-- begin DATASET RECORDS --

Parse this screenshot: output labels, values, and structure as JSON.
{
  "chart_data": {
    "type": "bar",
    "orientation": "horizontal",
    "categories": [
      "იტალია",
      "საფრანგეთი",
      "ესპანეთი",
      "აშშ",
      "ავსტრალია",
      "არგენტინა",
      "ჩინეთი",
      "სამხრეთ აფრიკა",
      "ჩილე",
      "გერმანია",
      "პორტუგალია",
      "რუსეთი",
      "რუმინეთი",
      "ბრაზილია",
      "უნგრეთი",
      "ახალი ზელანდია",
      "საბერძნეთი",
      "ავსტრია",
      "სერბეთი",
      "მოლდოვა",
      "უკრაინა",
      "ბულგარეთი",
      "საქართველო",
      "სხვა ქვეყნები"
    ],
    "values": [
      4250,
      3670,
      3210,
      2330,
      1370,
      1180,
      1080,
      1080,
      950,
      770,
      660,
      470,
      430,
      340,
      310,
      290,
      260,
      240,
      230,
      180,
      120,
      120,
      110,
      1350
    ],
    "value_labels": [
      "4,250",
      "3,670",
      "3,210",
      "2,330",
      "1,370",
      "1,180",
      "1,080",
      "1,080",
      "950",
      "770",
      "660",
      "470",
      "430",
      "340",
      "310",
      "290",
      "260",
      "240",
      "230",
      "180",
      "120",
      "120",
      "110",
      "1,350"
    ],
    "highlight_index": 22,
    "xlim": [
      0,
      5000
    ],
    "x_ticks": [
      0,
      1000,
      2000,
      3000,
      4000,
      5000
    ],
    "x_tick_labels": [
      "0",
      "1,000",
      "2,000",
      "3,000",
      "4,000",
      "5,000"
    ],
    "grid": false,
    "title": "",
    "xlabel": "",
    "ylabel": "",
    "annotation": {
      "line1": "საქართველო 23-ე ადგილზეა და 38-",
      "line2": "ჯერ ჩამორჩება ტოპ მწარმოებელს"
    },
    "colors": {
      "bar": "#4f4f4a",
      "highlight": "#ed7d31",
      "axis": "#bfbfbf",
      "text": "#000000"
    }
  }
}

-- end DATASET RECORDS --

WRITTEN REQUEST
Show the lines of the records that contain the word "საქართველო".

THE RESULT
      "საქართველო",
      "line1": "საქართველო 23-ე ადგილზეა და 38-",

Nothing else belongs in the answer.